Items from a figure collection
>> begin

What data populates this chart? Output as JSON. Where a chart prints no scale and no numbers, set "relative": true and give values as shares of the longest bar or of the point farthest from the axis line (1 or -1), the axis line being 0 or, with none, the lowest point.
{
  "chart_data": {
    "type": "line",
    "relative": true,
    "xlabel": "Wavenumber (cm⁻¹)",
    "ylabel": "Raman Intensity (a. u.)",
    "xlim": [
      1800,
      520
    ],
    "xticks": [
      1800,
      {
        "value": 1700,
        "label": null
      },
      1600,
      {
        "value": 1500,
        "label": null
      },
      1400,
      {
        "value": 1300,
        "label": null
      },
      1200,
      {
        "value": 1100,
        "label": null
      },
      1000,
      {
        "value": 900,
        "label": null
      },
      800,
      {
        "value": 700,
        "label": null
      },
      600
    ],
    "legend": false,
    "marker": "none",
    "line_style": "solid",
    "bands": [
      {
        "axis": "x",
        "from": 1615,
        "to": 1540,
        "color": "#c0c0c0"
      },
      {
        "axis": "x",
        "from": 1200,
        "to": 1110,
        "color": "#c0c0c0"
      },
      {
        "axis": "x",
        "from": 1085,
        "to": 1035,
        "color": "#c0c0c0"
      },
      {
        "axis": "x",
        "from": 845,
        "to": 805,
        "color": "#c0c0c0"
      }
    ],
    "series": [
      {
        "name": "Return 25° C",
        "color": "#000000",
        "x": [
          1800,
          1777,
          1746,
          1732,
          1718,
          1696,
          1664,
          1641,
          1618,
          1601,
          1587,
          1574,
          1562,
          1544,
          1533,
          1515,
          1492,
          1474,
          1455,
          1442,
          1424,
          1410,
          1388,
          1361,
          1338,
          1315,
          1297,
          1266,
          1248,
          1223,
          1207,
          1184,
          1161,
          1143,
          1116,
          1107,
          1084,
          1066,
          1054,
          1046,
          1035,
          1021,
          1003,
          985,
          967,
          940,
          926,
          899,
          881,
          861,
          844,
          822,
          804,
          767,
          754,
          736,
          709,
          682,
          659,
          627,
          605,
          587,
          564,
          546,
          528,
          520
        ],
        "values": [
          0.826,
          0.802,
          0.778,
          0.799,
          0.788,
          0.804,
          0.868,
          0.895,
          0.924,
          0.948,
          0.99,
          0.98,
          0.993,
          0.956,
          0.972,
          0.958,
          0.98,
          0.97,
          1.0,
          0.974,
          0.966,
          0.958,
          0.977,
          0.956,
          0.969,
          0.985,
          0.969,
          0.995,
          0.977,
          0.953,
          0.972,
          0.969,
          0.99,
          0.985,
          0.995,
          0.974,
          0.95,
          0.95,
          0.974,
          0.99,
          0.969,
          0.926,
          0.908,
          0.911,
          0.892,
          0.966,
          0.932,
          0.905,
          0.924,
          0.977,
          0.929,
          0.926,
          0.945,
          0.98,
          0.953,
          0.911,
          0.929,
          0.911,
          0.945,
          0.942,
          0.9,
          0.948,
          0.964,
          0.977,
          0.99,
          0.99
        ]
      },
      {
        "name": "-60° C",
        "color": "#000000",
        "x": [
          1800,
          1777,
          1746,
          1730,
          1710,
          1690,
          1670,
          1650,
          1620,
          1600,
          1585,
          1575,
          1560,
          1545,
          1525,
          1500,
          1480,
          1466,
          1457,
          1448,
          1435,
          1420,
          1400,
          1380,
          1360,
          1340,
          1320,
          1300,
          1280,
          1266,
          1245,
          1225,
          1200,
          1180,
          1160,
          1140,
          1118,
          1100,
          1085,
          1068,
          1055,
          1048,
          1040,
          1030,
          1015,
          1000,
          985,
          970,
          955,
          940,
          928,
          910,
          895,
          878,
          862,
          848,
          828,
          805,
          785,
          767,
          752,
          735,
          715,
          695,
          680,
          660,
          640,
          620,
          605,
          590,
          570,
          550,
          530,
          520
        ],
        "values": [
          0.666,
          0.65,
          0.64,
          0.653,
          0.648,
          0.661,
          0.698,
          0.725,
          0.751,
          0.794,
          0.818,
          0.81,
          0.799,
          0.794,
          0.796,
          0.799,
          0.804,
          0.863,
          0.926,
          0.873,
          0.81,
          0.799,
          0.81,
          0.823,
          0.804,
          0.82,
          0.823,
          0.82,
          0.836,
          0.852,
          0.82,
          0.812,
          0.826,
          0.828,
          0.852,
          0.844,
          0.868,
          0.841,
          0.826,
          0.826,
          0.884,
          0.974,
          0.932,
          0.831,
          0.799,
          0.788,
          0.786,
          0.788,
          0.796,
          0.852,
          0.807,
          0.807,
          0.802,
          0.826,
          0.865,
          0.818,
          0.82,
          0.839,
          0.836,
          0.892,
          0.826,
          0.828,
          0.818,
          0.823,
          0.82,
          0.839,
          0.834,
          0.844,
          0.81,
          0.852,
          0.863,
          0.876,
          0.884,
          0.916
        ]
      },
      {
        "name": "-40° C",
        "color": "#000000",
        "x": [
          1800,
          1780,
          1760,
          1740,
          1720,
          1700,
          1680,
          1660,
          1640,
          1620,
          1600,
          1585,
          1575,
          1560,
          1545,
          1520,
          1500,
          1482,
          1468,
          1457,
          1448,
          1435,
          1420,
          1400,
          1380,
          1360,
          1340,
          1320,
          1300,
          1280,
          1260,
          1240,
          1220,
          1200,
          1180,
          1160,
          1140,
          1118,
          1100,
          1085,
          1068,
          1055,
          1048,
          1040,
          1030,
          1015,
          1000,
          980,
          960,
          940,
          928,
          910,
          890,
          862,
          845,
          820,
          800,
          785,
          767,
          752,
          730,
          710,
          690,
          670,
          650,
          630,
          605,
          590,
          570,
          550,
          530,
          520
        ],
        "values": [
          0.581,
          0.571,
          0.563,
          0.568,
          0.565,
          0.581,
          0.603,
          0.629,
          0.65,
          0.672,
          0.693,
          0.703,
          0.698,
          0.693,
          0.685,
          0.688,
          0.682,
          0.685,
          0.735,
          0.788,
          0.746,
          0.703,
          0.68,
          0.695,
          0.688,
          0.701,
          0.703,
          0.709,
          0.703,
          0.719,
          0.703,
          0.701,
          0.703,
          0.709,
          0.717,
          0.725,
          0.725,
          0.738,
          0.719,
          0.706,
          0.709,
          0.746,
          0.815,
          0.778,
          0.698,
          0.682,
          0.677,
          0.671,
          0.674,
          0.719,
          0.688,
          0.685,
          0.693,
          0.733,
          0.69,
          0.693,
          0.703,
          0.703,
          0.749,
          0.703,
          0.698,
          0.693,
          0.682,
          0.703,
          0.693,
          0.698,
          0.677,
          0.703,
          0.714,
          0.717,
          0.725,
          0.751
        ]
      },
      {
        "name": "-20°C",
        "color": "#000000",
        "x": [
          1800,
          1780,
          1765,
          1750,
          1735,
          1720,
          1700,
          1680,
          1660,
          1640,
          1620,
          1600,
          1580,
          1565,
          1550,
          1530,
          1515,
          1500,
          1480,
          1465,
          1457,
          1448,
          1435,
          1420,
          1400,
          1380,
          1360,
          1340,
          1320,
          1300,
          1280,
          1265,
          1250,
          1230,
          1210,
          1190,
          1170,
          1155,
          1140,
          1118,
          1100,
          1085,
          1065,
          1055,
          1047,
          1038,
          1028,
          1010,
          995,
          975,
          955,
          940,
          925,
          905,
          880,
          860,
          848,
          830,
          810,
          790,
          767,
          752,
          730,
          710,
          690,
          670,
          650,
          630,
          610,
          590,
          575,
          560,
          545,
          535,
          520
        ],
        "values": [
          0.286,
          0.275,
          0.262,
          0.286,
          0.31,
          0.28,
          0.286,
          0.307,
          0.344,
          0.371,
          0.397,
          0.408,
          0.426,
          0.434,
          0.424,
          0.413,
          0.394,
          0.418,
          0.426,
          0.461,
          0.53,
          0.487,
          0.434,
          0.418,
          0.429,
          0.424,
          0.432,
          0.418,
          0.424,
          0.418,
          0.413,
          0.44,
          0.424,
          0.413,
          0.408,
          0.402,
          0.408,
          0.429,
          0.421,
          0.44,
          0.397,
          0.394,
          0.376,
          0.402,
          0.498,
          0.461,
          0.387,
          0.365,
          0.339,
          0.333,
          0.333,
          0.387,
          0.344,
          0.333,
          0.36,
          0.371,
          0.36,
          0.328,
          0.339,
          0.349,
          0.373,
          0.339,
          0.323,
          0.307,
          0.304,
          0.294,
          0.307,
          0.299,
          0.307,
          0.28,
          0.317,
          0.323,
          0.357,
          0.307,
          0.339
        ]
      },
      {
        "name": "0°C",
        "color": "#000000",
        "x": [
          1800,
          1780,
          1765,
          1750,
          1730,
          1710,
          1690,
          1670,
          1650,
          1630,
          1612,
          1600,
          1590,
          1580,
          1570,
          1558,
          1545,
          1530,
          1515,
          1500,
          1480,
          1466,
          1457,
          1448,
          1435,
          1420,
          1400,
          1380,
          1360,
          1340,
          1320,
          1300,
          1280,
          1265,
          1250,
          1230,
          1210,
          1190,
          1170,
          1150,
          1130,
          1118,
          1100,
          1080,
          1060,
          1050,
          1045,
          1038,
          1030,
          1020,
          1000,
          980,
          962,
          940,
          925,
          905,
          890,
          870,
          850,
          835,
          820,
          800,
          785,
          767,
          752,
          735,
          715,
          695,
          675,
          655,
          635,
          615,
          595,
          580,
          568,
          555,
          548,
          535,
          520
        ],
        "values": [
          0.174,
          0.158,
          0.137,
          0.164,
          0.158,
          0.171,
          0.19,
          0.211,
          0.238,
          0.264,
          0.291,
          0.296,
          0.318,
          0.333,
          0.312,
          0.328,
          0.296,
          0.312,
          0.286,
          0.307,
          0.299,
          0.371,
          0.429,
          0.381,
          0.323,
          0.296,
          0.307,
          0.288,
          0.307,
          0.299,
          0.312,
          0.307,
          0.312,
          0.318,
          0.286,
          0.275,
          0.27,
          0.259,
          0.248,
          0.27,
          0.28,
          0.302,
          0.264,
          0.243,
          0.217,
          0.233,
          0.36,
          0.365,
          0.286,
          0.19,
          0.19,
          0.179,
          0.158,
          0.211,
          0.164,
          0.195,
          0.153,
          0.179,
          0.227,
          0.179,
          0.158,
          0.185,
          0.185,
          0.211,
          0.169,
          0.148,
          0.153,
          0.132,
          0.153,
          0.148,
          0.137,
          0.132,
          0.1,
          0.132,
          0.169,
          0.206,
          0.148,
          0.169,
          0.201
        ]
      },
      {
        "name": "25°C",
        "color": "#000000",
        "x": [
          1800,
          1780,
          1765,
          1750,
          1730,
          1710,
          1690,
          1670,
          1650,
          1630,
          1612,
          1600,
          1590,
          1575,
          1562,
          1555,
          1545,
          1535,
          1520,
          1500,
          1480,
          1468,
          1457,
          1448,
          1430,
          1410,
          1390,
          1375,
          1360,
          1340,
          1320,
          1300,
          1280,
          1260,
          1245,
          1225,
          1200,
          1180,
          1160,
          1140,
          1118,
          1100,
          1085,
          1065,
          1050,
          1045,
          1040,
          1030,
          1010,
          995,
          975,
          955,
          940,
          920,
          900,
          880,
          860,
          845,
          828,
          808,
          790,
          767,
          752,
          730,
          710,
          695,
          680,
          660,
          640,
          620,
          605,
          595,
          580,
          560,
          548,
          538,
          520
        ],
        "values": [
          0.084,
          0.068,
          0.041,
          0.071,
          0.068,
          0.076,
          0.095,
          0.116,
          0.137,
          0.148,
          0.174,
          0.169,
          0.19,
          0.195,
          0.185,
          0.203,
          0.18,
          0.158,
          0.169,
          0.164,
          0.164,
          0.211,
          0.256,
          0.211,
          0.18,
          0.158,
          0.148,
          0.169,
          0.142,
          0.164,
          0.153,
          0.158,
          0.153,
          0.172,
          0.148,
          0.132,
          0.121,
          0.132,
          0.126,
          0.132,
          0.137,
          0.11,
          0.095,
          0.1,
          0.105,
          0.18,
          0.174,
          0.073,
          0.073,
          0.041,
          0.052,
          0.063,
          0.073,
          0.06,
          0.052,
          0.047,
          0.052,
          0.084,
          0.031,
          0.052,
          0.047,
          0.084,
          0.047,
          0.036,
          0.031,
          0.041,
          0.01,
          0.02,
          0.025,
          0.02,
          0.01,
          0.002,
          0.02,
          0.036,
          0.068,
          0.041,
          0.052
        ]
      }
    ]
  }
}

>> end

• **Your goal**:
Go through the records. Copy each line where "none" appears.

• **Written response**:
What data populates this chart? Output as JSON. Where a chart prints no scale and no numbers, set "relative": true and give values as shares of the longest bar or of the point farthest from the axis line (1 or -1), the axis line being 0 or, with none, the lowest point.
    "marker": "none",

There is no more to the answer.